■ **GOAL OF THE EXERCISE**: Carry on the "Valve Wide Open" essay about letting God's love flow fully, starting right after its final sentence.

■ **TEXT SHOWN**:
--*--
Valve Wide Open
Valve Wide Open: October 15, 2016
I have heard that in India seekers go to the temple not so much to try to find God as to let God gaze at them. So I tried it one morning.
I sat with the flickering candle flame in the morning dark, resisting the urge to petition, to parent, to plan. Could I receive God’s gaze on me—just now, in this moment?
It was exquisite—the way pure pain or pleasure is exquisite, singular, focusing. Fleeting. I found myself crying.
I have a pretty healthy self-image. Not too many delusions. Awareness of strengths and weaknesses. Challenges one might say in this SMART goal kinda world.
But to feel so loved, so worthy, so adored, was hardly sustainable. No wonder mystics renounce the world. My God! YOU (my God) are everything, Alpha and Omega. I am in You and You are in me. You are me.
Even in this pre-dawn ecstasy, Jack does, in fact, need to stop playing and go eat breakfast. Emma can’t start her zipper. The dog is licking my ankle…
Have you ever opened the valve on a water line? The Montreat ice-maker line was leaking, so it was turned off when my girlfriends and I arrived. I turned the valve on, feeling the water pressure expand the flexible tubing. The potential was tangible.
My morning meditation is a time of opening the God-valve, the Love-valve, a smidgen.
I know. That valve should be fully open all the time. But honestly, I can’t always allow that much Spirit, that much Love, in the day-to-day tasks of life. I have small children, a husband, occasional hurricane evacuees, a full-time job, parents, neighbors, the damn dog running under my feet. I let the Love drip a steady rhythm into my days, but I don’t really trust the full-on flow. Someone has to be the adult around here.
In my better moments I realize, chagrined, that Jesus is the adult in the room. The Master, the Rabbi, the Teacher—the one in charge. He embodies and empties into the Love of the Triune God, and offers not only a model but a commandment to Love the way he loves—whole-heartedly, without reservation, without recrimination, valve wide open, come what may.
What came for him was crucifixion. He, who knows intimately and constantly the full outpouring of Love, gets death on a cross. And why?
Well, unfortunately, I think too many people would say because he deserves it. Because love like that is unsustainable, unrealistic, naïve, nostalgic, impossible. That thinking leads history inexorably to the cross. The folly of the cross.
--*--
■ **Stored entries**:
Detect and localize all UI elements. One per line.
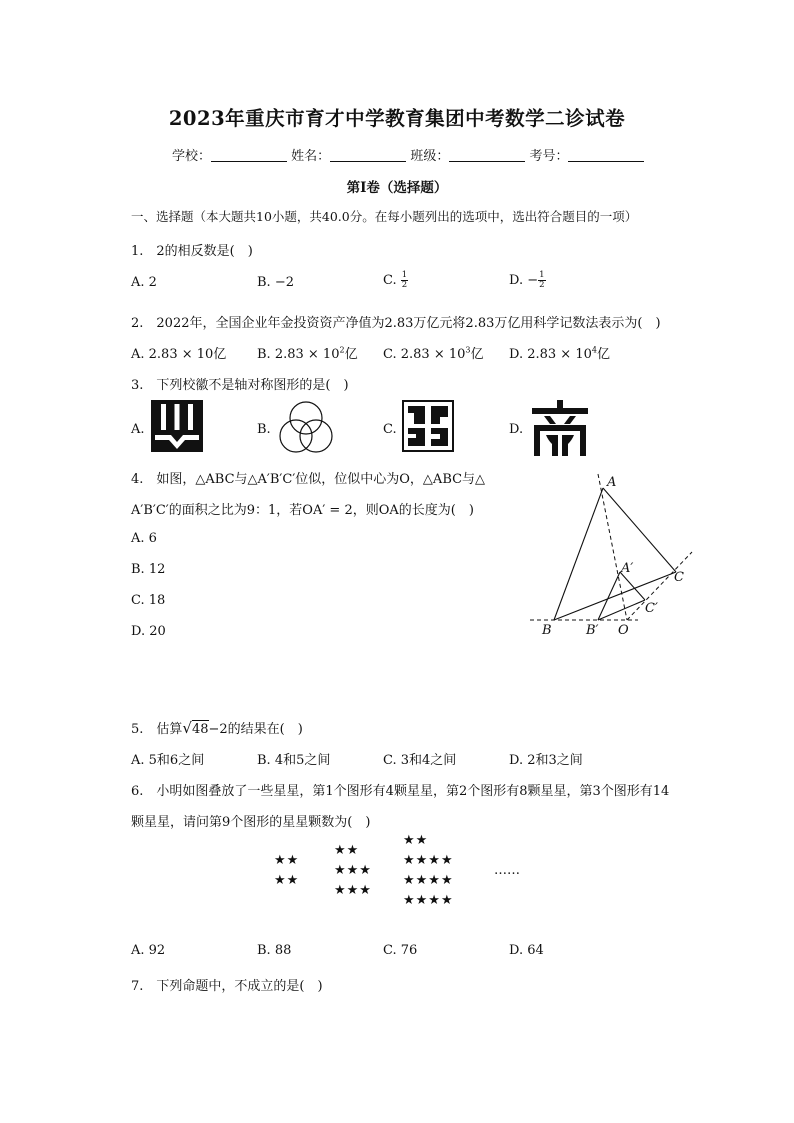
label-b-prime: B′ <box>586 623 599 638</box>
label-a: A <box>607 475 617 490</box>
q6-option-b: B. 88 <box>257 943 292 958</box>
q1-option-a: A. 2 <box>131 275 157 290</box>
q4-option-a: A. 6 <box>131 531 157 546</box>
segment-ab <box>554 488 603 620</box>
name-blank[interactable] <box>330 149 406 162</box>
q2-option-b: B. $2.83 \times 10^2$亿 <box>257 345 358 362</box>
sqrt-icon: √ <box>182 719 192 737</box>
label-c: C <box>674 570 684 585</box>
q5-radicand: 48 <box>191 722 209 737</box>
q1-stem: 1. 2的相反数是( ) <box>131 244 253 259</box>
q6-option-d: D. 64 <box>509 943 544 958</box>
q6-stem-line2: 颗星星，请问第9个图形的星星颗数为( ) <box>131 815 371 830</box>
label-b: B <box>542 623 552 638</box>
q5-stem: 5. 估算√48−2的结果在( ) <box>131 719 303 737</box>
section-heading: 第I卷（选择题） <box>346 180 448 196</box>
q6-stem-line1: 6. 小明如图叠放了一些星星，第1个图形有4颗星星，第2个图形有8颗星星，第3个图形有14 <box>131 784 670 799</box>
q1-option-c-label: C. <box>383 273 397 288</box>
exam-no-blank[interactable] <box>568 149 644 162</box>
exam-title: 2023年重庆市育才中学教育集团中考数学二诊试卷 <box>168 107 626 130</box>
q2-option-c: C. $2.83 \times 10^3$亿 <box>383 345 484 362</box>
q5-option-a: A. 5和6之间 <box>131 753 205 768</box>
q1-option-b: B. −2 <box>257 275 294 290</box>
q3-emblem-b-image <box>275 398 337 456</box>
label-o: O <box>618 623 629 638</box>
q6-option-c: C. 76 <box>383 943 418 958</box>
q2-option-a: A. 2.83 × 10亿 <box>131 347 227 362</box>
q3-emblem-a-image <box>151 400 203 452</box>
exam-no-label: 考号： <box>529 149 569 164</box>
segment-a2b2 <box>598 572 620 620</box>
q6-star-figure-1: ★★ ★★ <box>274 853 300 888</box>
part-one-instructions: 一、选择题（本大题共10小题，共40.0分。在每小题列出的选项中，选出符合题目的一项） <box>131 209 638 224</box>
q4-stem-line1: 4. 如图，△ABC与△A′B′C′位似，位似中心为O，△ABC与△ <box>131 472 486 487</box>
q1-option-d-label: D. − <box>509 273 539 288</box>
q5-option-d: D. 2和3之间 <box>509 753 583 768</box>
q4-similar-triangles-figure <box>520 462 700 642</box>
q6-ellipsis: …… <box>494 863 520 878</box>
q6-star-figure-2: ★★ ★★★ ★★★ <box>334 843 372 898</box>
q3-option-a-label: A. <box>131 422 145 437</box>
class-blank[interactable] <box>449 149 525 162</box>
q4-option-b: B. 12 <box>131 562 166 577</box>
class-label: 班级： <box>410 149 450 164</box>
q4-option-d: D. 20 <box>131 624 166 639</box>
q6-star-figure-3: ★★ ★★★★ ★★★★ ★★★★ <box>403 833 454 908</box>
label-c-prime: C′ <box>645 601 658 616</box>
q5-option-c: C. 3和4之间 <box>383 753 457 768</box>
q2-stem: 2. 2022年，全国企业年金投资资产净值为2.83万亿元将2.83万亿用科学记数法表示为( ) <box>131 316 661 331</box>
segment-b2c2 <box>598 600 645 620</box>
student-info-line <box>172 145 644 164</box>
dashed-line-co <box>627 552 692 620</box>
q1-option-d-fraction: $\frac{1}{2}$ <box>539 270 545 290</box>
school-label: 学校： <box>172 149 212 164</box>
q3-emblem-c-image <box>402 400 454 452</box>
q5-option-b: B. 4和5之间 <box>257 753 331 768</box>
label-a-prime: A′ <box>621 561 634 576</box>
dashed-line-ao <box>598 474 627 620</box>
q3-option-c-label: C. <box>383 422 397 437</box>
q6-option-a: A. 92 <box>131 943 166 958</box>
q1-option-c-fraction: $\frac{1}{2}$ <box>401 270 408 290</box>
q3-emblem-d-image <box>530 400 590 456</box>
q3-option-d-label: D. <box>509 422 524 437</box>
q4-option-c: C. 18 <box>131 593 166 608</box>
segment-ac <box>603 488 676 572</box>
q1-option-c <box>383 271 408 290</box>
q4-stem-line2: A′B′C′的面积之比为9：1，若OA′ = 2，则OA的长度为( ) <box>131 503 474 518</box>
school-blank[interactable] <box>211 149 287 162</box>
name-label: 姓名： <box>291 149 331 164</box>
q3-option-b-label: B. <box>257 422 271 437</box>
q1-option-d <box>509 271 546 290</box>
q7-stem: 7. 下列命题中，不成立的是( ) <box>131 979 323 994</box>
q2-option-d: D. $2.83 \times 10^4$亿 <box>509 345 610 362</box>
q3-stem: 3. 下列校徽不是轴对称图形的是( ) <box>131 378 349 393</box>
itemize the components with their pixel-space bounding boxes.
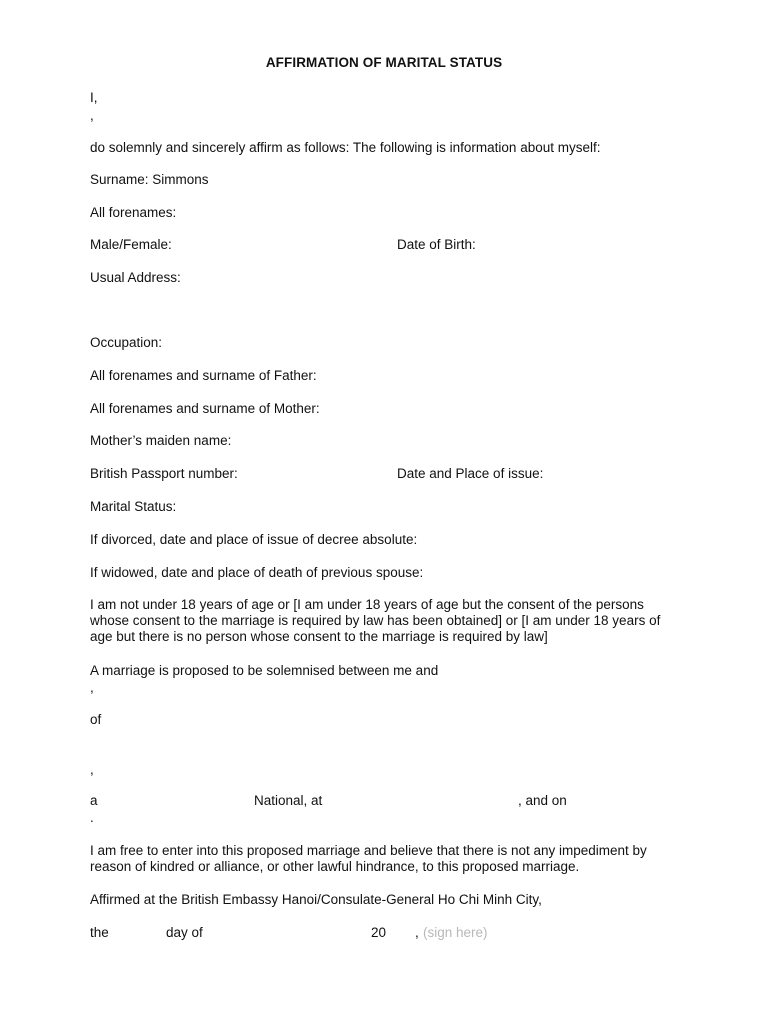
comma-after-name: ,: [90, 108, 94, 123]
--*--
■ **RESPONSE**:
The cross was a symbol of imperial power. It showed the full force of the empire—you’re either with us or against us. But the folly and the paradox of the crucifixion is that it simultaneously declared both of these things: God is with us and God is against us. God will not abandon us. AND, God is showing us the true path—above and beyond dominion, or divisiveness, or small-minded self-interest.
The cross is full-on, valve-wide-open, bring-it-on Love that cannot fail. Oh, it might cost you some friends; it might cost you some contracts, it might cost you some prestige. But the Master doesn’t ask anything of us that he hasn’t already endured and, by the way, transformed.
Christians are called to identify with Jesus on the cross—to be ‘Easter people’, surely, but also to be Maundy Thursday people. The cross is the starting place, the startling place, to embrace the freedom to love. This is staggering!
Too many times I’ve seen Christians asked to identify with the guilt-inducing antagonists in the Calvary story. We are instructed to identify with the sinful world that crucified Jesus; to labor under an impossible burden of guilt; to glory in our wretchedness.
The hope-filled message of Jesus cannot begin from a place of needing to earn his sacrifice. I can't earn that kind of love; I can only receive it. Richard Rohr explains it this way: Jesus did not come to change the mind of God about humanity (it did not need changing)! Jesus came to change the mind of humanity about God.
The cross does not proclaim the reason that I must earn God’s acceptance; it proclaims God’s irrational, all-encompassing love in the face of the world’s attempt to tame it. That is the folly of the cross.
But here’s the thing. In receiving that valve-wide-open Love I am called to the hard task of emulating it. This feels overwhelming until I remember that the valve is always open, I’m always receiving the Love that I then pour out. And then there’s more! There’s always more. I can’t hold it all!
This isn’t a pair of rose colored glasses or sappy, chubby cherubs. In fact, this abundance of love allows me to assess the discrepancies and horrors of the world with renewed determination.
In all honestly, though, it’s the small day-to-day trials that are harder for me to manage. Climate justice, affordable housing, effective gun control: responding to these policy issues is often easier for me than summoning one more ounce of patience when—as happened moments ago—Jack finally stops protesting long enough to accomplish a chore and then cuts his lip in the process of doing it. Or Emma decides to play with and spill baby powder all over the bathroom we just cleaned.
Who even uses baby powder anymore?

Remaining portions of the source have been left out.